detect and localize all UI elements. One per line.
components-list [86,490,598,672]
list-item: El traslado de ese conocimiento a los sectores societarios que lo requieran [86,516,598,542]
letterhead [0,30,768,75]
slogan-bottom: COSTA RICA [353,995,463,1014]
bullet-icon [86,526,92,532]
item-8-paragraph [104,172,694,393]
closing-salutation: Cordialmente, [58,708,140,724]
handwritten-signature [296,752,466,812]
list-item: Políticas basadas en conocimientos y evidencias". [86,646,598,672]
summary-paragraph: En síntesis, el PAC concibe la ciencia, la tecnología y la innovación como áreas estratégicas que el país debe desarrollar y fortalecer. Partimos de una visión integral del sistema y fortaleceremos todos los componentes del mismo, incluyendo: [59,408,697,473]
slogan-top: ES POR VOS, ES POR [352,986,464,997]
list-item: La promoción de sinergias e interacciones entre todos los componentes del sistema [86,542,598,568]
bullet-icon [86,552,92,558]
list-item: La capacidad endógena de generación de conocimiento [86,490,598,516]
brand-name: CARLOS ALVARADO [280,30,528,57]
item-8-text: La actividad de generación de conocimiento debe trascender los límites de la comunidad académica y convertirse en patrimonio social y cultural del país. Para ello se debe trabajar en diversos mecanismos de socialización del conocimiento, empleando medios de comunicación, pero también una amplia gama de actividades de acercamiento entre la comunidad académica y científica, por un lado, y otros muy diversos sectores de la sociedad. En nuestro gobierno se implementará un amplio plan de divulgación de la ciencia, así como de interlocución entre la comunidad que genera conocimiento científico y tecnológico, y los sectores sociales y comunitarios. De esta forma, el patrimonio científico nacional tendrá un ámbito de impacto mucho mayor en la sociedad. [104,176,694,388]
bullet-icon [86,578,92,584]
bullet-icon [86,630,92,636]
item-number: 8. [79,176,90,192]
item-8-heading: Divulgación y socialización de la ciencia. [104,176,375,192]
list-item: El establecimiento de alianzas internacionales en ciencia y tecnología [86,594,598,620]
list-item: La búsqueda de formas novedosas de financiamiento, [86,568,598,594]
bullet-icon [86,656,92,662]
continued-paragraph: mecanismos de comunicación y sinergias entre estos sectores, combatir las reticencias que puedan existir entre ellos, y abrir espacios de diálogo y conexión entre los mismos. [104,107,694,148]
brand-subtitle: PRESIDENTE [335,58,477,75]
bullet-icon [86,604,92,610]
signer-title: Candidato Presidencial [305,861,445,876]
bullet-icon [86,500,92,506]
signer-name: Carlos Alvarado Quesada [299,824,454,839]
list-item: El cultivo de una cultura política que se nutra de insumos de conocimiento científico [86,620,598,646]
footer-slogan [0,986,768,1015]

****************************************

_REQUIRED TASK_. Rewrite all the records above, putting "list-marker" in place of every occurrence of "bullet-icon" and keeping everything else unchanged.

_RESULT OF THIS TASK_.
detect and localize all UI elements. One per line.
components-list [86,490,598,672]
list-item: El traslado de ese conocimiento a los sectores societarios que lo requieran [86,516,598,542]
letterhead [0,30,768,75]
slogan-bottom: COSTA RICA [353,995,463,1014]
list-marker [86,526,92,532]
item-8-paragraph [104,172,694,393]
closing-salutation: Cordialmente, [58,708,140,724]
handwritten-signature [296,752,466,812]
list-item: Políticas basadas en conocimientos y evidencias". [86,646,598,672]
summary-paragraph: En síntesis, el PAC concibe la ciencia, la tecnología y la innovación como áreas estratégicas que el país debe desarrollar y fortalecer. Partimos de una visión integral del sistema y fortaleceremos todos los componentes del mismo, incluyendo: [59,408,697,473]
slogan-top: ES POR VOS, ES POR [352,986,464,997]
list-item: La promoción de sinergias e interacciones entre todos los componentes del sistema [86,542,598,568]
list-marker [86,552,92,558]
list-item: La capacidad endógena de generación de conocimiento [86,490,598,516]
brand-name: CARLOS ALVARADO [280,30,528,57]
item-8-text: La actividad de generación de conocimiento debe trascender los límites de la comunidad académica y convertirse en patrimonio social y cultural del país. Para ello se debe trabajar en diversos mecanismos de socialización del conocimiento, empleando medios de comunicación, pero también una amplia gama de actividades de acercamiento entre la comunidad académica y científica, por un lado, y otros muy diversos sectores de la sociedad. En nuestro gobierno se implementará un amplio plan de divulgación de la ciencia, así como de interlocución entre la comunidad que genera conocimiento científico y tecnológico, y los sectores sociales y comunitarios. De esta forma, el patrimonio científico nacional tendrá un ámbito de impacto mucho mayor en la sociedad. [104,176,694,388]
list-marker [86,578,92,584]
list-marker [86,630,92,636]
item-number: 8. [79,176,90,192]
item-8-heading: Divulgación y socialización de la ciencia. [104,176,375,192]
list-item: El establecimiento de alianzas internacionales en ciencia y tecnología [86,594,598,620]
list-item: La búsqueda de formas novedosas de financiamiento, [86,568,598,594]
list-marker [86,656,92,662]
continued-paragraph: mecanismos de comunicación y sinergias entre estos sectores, combatir las reticencias que puedan existir entre ellos, y abrir espacios de diálogo y conexión entre los mismos. [104,107,694,148]
brand-subtitle: PRESIDENTE [335,58,477,75]
list-marker [86,604,92,610]
signer-title: Candidato Presidencial [305,861,445,876]
list-marker [86,500,92,506]
signer-name: Carlos Alvarado Quesada [299,824,454,839]
list-item: El cultivo de una cultura política que se nutra de insumos de conocimiento científico [86,620,598,646]
footer-slogan [0,986,768,1015]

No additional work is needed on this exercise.